▸ Goal
Every line with the string "document" should be gathered.

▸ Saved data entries
++++++
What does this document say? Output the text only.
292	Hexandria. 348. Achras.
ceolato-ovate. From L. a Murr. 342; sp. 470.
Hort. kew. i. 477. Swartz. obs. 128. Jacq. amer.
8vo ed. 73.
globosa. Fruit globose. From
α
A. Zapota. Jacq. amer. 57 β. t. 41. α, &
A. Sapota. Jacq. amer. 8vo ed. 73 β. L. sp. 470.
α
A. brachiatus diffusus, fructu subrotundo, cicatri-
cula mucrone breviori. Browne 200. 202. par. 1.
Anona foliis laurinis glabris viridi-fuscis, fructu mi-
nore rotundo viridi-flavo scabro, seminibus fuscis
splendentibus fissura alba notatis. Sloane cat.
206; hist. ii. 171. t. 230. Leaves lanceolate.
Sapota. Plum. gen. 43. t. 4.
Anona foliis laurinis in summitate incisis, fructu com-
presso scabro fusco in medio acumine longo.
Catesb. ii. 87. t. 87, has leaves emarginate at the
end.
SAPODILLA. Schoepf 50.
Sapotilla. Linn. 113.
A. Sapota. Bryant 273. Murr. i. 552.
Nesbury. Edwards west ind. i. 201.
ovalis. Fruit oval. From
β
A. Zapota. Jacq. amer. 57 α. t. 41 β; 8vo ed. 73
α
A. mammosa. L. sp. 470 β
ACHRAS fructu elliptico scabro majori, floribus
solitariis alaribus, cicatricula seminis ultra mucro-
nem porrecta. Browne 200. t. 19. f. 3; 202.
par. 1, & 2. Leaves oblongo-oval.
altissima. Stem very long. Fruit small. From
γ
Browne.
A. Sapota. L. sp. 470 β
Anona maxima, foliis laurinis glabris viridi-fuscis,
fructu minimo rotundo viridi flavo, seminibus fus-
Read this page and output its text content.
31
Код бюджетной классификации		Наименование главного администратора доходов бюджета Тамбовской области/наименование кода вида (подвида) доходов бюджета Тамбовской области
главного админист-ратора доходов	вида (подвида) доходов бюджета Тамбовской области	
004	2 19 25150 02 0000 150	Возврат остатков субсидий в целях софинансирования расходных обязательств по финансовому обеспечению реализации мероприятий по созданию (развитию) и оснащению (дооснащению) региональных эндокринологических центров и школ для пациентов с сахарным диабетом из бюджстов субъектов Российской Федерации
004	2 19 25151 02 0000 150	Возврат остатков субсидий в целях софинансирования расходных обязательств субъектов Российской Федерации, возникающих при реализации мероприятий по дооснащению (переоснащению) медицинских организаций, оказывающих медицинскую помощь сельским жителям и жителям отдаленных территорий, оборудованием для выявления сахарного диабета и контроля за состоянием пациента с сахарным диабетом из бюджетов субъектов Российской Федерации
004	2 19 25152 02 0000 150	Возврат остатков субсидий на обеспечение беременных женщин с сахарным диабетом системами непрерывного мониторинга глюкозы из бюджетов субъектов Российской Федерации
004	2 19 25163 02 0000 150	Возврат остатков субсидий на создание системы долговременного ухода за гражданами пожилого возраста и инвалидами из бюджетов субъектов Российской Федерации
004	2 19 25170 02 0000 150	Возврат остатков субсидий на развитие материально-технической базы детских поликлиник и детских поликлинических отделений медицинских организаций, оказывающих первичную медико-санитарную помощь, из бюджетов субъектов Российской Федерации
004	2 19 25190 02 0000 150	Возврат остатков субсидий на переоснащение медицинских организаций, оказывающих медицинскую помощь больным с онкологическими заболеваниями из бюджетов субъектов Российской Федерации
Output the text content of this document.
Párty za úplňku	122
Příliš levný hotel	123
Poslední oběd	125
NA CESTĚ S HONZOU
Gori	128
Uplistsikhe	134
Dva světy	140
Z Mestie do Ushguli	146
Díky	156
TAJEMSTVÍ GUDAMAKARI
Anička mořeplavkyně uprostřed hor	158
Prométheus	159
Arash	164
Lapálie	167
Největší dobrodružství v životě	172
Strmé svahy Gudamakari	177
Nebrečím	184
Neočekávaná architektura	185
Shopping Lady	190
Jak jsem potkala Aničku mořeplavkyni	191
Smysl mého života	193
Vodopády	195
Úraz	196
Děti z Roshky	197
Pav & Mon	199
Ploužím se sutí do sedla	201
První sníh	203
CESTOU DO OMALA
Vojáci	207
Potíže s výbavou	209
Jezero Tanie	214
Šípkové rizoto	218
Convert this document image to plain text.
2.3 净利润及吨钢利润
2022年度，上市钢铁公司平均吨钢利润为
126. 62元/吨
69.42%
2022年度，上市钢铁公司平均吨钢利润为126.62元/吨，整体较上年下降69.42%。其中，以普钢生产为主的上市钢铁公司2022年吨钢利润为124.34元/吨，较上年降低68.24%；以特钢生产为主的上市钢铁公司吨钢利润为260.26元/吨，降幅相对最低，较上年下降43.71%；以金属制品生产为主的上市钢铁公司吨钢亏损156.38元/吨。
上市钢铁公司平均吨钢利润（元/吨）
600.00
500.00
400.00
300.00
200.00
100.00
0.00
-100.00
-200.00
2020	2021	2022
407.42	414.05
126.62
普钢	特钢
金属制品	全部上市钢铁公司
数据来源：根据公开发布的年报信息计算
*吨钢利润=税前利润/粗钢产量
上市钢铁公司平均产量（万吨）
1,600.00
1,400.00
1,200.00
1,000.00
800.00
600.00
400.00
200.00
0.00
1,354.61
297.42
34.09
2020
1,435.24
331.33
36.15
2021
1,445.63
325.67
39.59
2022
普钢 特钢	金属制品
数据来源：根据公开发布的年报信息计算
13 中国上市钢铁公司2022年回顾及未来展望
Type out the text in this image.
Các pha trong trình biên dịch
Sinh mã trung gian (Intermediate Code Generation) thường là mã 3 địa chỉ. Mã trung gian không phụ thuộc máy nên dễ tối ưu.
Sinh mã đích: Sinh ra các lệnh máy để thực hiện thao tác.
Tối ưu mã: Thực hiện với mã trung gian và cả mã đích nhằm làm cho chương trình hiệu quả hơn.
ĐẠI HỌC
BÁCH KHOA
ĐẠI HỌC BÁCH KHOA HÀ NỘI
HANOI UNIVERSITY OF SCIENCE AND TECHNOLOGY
++++++
▸ Expected answer
What does this document say? Output the text only.
Output the text content of this document.
Convert this document image to plain text.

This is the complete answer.